Rewrite the items below with "sand symbol" switched to "sand marker" in every place it occurs. Keep everything else unchanged.
begin DATASET EXCERPTS
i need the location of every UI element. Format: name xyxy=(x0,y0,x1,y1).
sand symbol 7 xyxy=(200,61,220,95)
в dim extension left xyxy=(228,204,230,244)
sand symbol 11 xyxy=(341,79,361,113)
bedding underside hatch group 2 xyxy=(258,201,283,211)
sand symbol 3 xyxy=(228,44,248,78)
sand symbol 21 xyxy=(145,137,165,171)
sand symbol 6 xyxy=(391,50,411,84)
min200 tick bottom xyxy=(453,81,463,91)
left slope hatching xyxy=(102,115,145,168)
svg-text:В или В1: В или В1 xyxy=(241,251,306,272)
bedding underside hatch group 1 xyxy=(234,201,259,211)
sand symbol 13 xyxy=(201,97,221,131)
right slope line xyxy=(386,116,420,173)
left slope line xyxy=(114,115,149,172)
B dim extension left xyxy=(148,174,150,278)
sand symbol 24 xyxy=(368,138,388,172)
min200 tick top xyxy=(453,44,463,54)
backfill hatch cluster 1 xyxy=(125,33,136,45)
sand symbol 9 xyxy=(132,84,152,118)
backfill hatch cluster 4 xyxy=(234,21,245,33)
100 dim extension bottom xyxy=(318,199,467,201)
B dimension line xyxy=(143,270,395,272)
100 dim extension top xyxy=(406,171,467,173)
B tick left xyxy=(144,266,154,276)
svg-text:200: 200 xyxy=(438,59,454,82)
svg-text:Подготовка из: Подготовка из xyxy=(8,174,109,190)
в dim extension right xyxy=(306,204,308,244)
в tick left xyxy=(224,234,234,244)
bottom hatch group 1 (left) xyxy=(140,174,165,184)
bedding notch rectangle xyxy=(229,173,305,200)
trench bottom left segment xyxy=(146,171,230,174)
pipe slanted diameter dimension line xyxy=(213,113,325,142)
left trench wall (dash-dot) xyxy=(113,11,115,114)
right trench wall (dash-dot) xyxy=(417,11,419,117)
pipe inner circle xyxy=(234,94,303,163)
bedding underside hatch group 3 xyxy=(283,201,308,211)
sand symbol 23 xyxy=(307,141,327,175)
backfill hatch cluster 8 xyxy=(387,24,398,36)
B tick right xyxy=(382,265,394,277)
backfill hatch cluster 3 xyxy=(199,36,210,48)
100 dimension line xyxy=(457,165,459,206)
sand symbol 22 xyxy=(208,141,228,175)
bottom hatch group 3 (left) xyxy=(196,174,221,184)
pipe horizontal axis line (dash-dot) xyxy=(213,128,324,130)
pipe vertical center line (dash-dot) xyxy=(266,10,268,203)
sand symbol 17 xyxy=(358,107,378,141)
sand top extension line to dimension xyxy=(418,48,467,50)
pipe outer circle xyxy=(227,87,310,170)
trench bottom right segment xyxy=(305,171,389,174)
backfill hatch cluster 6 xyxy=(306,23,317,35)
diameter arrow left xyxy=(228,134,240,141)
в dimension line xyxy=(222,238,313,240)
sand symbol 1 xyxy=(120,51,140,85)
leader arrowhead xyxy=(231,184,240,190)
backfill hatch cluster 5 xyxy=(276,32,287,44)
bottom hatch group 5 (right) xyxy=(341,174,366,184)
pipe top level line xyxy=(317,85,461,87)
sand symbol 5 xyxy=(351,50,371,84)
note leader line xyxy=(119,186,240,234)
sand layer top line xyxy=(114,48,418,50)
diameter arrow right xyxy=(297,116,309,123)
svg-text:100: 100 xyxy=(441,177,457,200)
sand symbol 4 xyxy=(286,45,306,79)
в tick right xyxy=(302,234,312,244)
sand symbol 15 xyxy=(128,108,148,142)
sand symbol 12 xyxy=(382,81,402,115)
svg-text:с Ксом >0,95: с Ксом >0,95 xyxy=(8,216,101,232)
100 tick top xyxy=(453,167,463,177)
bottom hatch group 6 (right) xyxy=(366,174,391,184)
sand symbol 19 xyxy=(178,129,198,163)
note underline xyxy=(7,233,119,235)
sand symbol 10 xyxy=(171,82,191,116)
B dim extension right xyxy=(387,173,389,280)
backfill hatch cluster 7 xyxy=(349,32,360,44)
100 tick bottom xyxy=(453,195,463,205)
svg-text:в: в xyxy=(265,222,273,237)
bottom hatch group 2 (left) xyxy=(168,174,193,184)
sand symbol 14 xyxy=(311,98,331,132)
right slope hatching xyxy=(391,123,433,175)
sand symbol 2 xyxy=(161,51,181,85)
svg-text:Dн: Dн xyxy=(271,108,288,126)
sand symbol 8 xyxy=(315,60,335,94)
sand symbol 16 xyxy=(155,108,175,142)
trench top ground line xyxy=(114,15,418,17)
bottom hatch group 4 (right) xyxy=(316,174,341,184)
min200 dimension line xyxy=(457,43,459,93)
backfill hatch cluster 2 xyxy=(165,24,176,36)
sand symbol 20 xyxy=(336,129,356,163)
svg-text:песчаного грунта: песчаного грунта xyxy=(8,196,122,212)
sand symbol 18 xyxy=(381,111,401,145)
end DATASET EXCERPTS
IN RESPONSE
i need the location of every UI element. Format: name xyxy=(x0,y0,x1,y1).
sand marker 7 xyxy=(200,61,220,95)
в dim extension left xyxy=(228,204,230,244)
sand marker 11 xyxy=(341,79,361,113)
bedding underside hatch group 2 xyxy=(258,201,283,211)
sand marker 3 xyxy=(228,44,248,78)
sand marker 21 xyxy=(145,137,165,171)
sand marker 6 xyxy=(391,50,411,84)
min200 tick bottom xyxy=(453,81,463,91)
left slope hatching xyxy=(102,115,145,168)
svg-text:В или В1: В или В1 xyxy=(241,251,306,272)
bedding underside hatch group 1 xyxy=(234,201,259,211)
sand marker 13 xyxy=(201,97,221,131)
right slope line xyxy=(386,116,420,173)
left slope line xyxy=(114,115,149,172)
B dim extension left xyxy=(148,174,150,278)
sand marker 24 xyxy=(368,138,388,172)
min200 tick top xyxy=(453,44,463,54)
backfill hatch cluster 1 xyxy=(125,33,136,45)
sand marker 9 xyxy=(132,84,152,118)
backfill hatch cluster 4 xyxy=(234,21,245,33)
100 dim extension bottom xyxy=(318,199,467,201)
B dimension line xyxy=(143,270,395,272)
100 dim extension top xyxy=(406,171,467,173)
B tick left xyxy=(144,266,154,276)
svg-text:200: 200 xyxy=(438,59,454,82)
svg-text:Подготовка из: Подготовка из xyxy=(8,174,109,190)
в dim extension right xyxy=(306,204,308,244)
в tick left xyxy=(224,234,234,244)
bottom hatch group 1 (left) xyxy=(140,174,165,184)
bedding notch rectangle xyxy=(229,173,305,200)
trench bottom left segment xyxy=(146,171,230,174)
pipe slanted diameter dimension line xyxy=(213,113,325,142)
left trench wall (dash-dot) xyxy=(113,11,115,114)
right trench wall (dash-dot) xyxy=(417,11,419,117)
pipe inner circle xyxy=(234,94,303,163)
bedding underside hatch group 3 xyxy=(283,201,308,211)
sand marker 23 xyxy=(307,141,327,175)
backfill hatch cluster 8 xyxy=(387,24,398,36)
B tick right xyxy=(382,265,394,277)
backfill hatch cluster 3 xyxy=(199,36,210,48)
100 dimension line xyxy=(457,165,459,206)
sand marker 22 xyxy=(208,141,228,175)
bottom hatch group 3 (left) xyxy=(196,174,221,184)
pipe horizontal axis line (dash-dot) xyxy=(213,128,324,130)
pipe vertical center line (dash-dot) xyxy=(266,10,268,203)
sand marker 17 xyxy=(358,107,378,141)
sand top extension line to dimension xyxy=(418,48,467,50)
pipe outer circle xyxy=(227,87,310,170)
trench bottom right segment xyxy=(305,171,389,174)
backfill hatch cluster 6 xyxy=(306,23,317,35)
diameter arrow left xyxy=(228,134,240,141)
в dimension line xyxy=(222,238,313,240)
sand marker 1 xyxy=(120,51,140,85)
leader arrowhead xyxy=(231,184,240,190)
backfill hatch cluster 5 xyxy=(276,32,287,44)
bottom hatch group 5 (right) xyxy=(341,174,366,184)
pipe top level line xyxy=(317,85,461,87)
sand marker 5 xyxy=(351,50,371,84)
note leader line xyxy=(119,186,240,234)
sand layer top line xyxy=(114,48,418,50)
diameter arrow right xyxy=(297,116,309,123)
svg-text:100: 100 xyxy=(441,177,457,200)
sand marker 4 xyxy=(286,45,306,79)
в tick right xyxy=(302,234,312,244)
sand marker 15 xyxy=(128,108,148,142)
sand marker 12 xyxy=(382,81,402,115)
svg-text:с Ксом >0,95: с Ксом >0,95 xyxy=(8,216,101,232)
100 tick top xyxy=(453,167,463,177)
bottom hatch group 6 (right) xyxy=(366,174,391,184)
sand marker 19 xyxy=(178,129,198,163)
note underline xyxy=(7,233,119,235)
sand marker 10 xyxy=(171,82,191,116)
B dim extension right xyxy=(387,173,389,280)
backfill hatch cluster 7 xyxy=(349,32,360,44)
100 tick bottom xyxy=(453,195,463,205)
svg-text:в: в xyxy=(265,222,273,237)
bottom hatch group 2 (left) xyxy=(168,174,193,184)
sand marker 14 xyxy=(311,98,331,132)
right slope hatching xyxy=(391,123,433,175)
sand marker 2 xyxy=(161,51,181,85)
svg-text:Dн: Dн xyxy=(271,108,288,126)
sand marker 8 xyxy=(315,60,335,94)
sand marker 16 xyxy=(155,108,175,142)
trench top ground line xyxy=(114,15,418,17)
bottom hatch group 4 (right) xyxy=(316,174,341,184)
min200 dimension line xyxy=(457,43,459,93)
backfill hatch cluster 2 xyxy=(165,24,176,36)
sand marker 20 xyxy=(336,129,356,163)
svg-text:песчаного грунта: песчаного грунта xyxy=(8,196,122,212)
sand marker 18 xyxy=(381,111,401,145)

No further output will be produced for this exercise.